Every entry below must appear again, exactly as written.

## Records contained in a dataset
* * * * * * *
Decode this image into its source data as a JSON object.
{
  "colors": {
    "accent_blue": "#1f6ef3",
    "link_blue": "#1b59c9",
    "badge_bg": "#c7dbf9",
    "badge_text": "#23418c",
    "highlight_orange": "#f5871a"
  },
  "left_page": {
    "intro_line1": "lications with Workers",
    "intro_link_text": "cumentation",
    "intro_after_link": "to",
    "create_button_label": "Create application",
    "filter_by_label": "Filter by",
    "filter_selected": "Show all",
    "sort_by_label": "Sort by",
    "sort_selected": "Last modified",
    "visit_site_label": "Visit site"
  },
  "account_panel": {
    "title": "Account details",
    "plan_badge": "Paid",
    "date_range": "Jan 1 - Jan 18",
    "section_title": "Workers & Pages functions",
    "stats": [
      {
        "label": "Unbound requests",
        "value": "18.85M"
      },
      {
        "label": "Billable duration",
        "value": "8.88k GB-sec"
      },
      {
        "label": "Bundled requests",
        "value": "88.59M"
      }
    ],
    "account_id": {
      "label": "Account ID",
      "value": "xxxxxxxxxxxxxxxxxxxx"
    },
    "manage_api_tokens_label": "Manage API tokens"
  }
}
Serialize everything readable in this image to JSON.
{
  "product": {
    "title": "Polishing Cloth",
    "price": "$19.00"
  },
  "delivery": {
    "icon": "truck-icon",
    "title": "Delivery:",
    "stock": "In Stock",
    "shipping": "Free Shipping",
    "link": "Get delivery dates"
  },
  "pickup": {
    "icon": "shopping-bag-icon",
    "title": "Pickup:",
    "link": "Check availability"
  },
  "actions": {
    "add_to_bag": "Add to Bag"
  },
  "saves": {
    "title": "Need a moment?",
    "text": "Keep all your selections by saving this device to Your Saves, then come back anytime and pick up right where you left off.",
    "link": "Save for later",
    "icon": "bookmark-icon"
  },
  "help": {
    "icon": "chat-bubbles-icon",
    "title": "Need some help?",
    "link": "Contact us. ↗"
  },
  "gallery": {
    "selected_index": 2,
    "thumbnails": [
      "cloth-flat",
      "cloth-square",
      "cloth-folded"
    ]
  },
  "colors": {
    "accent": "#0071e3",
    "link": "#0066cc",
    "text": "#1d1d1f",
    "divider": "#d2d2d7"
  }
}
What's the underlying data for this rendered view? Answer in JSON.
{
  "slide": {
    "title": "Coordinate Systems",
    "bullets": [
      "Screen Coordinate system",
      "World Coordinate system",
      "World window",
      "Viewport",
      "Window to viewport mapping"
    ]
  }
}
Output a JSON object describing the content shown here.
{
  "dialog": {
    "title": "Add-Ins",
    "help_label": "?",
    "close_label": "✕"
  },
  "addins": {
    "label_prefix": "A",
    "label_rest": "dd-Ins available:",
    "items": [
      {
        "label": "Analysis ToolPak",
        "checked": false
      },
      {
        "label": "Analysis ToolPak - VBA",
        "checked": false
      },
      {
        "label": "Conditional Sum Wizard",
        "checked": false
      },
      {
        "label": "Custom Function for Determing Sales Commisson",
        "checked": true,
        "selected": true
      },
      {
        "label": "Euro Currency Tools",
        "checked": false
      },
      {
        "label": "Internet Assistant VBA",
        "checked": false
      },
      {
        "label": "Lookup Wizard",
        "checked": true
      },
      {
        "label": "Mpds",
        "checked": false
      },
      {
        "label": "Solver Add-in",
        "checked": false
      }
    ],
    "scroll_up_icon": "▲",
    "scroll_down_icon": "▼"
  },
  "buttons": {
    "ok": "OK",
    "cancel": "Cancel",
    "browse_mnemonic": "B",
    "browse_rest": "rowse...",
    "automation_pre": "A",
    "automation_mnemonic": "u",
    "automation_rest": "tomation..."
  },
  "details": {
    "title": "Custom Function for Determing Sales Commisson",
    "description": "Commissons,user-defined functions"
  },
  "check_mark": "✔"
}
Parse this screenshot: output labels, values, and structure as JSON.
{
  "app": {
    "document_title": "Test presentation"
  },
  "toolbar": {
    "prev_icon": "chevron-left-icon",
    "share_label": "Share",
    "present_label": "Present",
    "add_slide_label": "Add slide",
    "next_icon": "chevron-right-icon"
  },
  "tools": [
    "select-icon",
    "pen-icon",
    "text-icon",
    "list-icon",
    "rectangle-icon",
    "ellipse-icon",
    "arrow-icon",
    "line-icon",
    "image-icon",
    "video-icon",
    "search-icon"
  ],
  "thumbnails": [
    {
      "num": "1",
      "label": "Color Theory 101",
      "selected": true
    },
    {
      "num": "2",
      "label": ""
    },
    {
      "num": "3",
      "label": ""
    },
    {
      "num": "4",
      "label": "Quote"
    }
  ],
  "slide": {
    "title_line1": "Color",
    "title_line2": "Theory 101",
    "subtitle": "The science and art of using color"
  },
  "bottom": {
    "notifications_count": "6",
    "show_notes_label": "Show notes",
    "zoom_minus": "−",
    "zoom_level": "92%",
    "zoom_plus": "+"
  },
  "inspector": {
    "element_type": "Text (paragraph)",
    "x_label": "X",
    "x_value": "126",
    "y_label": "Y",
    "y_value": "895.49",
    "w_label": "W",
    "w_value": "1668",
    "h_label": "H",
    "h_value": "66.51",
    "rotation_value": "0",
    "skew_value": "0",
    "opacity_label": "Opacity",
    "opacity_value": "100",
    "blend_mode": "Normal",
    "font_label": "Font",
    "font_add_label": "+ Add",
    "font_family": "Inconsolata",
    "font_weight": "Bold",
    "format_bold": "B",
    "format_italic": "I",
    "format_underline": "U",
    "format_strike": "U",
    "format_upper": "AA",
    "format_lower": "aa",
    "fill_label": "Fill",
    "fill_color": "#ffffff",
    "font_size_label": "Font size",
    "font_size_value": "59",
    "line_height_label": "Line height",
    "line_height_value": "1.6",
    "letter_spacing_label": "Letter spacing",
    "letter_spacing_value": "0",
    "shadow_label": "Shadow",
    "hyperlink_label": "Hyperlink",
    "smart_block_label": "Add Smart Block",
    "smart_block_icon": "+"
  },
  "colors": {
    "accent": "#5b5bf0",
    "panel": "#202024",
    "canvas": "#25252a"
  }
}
* * * * * * *
## COMPLETED EXERCISE
Decode this image into its source data as a JSON object.
{
  "colors": {
    "accent_blue": "#1f6ef3",
    "link_blue": "#1b59c9",
    "badge_bg": "#c7dbf9",
    "badge_text": "#23418c",
    "highlight_orange": "#f5871a"
  },
  "left_page": {
    "intro_line1": "lications with Workers",
    "intro_link_text": "cumentation",
    "intro_after_link": "to",
    "create_button_label": "Create application",
    "filter_by_label": "Filter by",
    "filter_selected": "Show all",
    "sort_by_label": "Sort by",
    "sort_selected": "Last modified",
    "visit_site_label": "Visit site"
  },
  "account_panel": {
    "title": "Account details",
    "plan_badge": "Paid",
    "date_range": "Jan 1 - Jan 18",
    "section_title": "Workers & Pages functions",
    "stats": [
      {
        "label": "Unbound requests",
        "value": "18.85M"
      },
      {
        "label": "Billable duration",
        "value": "8.88k GB-sec"
      },
      {
        "label": "Bundled requests",
        "value": "88.59M"
      }
    ],
    "account_id": {
      "label": "Account ID",
      "value": "xxxxxxxxxxxxxxxxxxxx"
    },
    "manage_api_tokens_label": "Manage API tokens"
  }
}
Serialize everything readable in this image to JSON.
{
  "product": {
    "title": "Polishing Cloth",
    "price": "$19.00"
  },
  "delivery": {
    "icon": "truck-icon",
    "title": "Delivery:",
    "stock": "In Stock",
    "shipping": "Free Shipping",
    "link": "Get delivery dates"
  },
  "pickup": {
    "icon": "shopping-bag-icon",
    "title": "Pickup:",
    "link": "Check availability"
  },
  "actions": {
    "add_to_bag": "Add to Bag"
  },
  "saves": {
    "title": "Need a moment?",
    "text": "Keep all your selections by saving this device to Your Saves, then come back anytime and pick up right where you left off.",
    "link": "Save for later",
    "icon": "bookmark-icon"
  },
  "help": {
    "icon": "chat-bubbles-icon",
    "title": "Need some help?",
    "link": "Contact us. ↗"
  },
  "gallery": {
    "selected_index": 2,
    "thumbnails": [
      "cloth-flat",
      "cloth-square",
      "cloth-folded"
    ]
  },
  "colors": {
    "accent": "#0071e3",
    "link": "#0066cc",
    "text": "#1d1d1f",
    "divider": "#d2d2d7"
  }
}
What's the underlying data for this rendered view? Answer in JSON.
{
  "slide": {
    "title": "Coordinate Systems",
    "bullets": [
      "Screen Coordinate system",
      "World Coordinate system",
      "World window",
      "Viewport",
      "Window to viewport mapping"
    ]
  }
}
Output a JSON object describing the content shown here.
{
  "dialog": {
    "title": "Add-Ins",
    "help_label": "?",
    "close_label": "✕"
  },
  "addins": {
    "label_prefix": "A",
    "label_rest": "dd-Ins available:",
    "items": [
      {
        "label": "Analysis ToolPak",
        "checked": false
      },
      {
        "label": "Analysis ToolPak - VBA",
        "checked": false
      },
      {
        "label": "Conditional Sum Wizard",
        "checked": false
      },
      {
        "label": "Custom Function for Determing Sales Commisson",
        "checked": true,
        "selected": true
      },
      {
        "label": "Euro Currency Tools",
        "checked": false
      },
      {
        "label": "Internet Assistant VBA",
        "checked": false
      },
      {
        "label": "Lookup Wizard",
        "checked": true
      },
      {
        "label": "Mpds",
        "checked": false
      },
      {
        "label": "Solver Add-in",
        "checked": false
      }
    ],
    "scroll_up_icon": "▲",
    "scroll_down_icon": "▼"
  },
  "buttons": {
    "ok": "OK",
    "cancel": "Cancel",
    "browse_mnemonic": "B",
    "browse_rest": "rowse...",
    "automation_pre": "A",
    "automation_mnemonic": "u",
    "automation_rest": "tomation..."
  },
  "details": {
    "title": "Custom Function for Determing Sales Commisson",
    "description": "Commissons,user-defined functions"
  },
  "check_mark": "✔"
}
Parse this screenshot: output labels, values, and structure as JSON.
{
  "app": {
    "document_title": "Test presentation"
  },
  "toolbar": {
    "prev_icon": "chevron-left-icon",
    "share_label": "Share",
    "present_label": "Present",
    "add_slide_label": "Add slide",
    "next_icon": "chevron-right-icon"
  },
  "tools": [
    "select-icon",
    "pen-icon",
    "text-icon",
    "list-icon",
    "rectangle-icon",
    "ellipse-icon",
    "arrow-icon",
    "line-icon",
    "image-icon",
    "video-icon",
    "search-icon"
  ],
  "thumbnails": [
    {
      "num": "1",
      "label": "Color Theory 101",
      "selected": true
    },
    {
      "num": "2",
      "label": ""
    },
    {
      "num": "3",
      "label": ""
    },
    {
      "num": "4",
      "label": "Quote"
    }
  ],
  "slide": {
    "title_line1": "Color",
    "title_line2": "Theory 101",
    "subtitle": "The science and art of using color"
  },
  "bottom": {
    "notifications_count": "6",
    "show_notes_label": "Show notes",
    "zoom_minus": "−",
    "zoom_level": "92%",
    "zoom_plus": "+"
  },
  "inspector": {
    "element_type": "Text (paragraph)",
    "x_label": "X",
    "x_value": "126",
    "y_label": "Y",
    "y_value": "895.49",
    "w_label": "W",
    "w_value": "1668",
    "h_label": "H",
    "h_value": "66.51",
    "rotation_value": "0",
    "skew_value": "0",
    "opacity_label": "Opacity",
    "opacity_value": "100",
    "blend_mode": "Normal",
    "font_label": "Font",
    "font_add_label": "+ Add",
    "font_family": "Inconsolata",
    "font_weight": "Bold",
    "format_bold": "B",
    "format_italic": "I",
    "format_underline": "U",
    "format_strike": "U",
    "format_upper": "AA",
    "format_lower": "aa",
    "fill_label": "Fill",
    "fill_color": "#ffffff",
    "font_size_label": "Font size",
    "font_size_value": "59",
    "line_height_label": "Line height",
    "line_height_value": "1.6",
    "letter_spacing_label": "Letter spacing",
    "letter_spacing_value": "0",
    "shadow_label": "Shadow",
    "hyperlink_label": "Hyperlink",
    "smart_block_label": "Add Smart Block",
    "smart_block_icon": "+"
  },
  "colors": {
    "accent": "#5b5bf0",
    "panel": "#202024",
    "canvas": "#25252a"
  }
}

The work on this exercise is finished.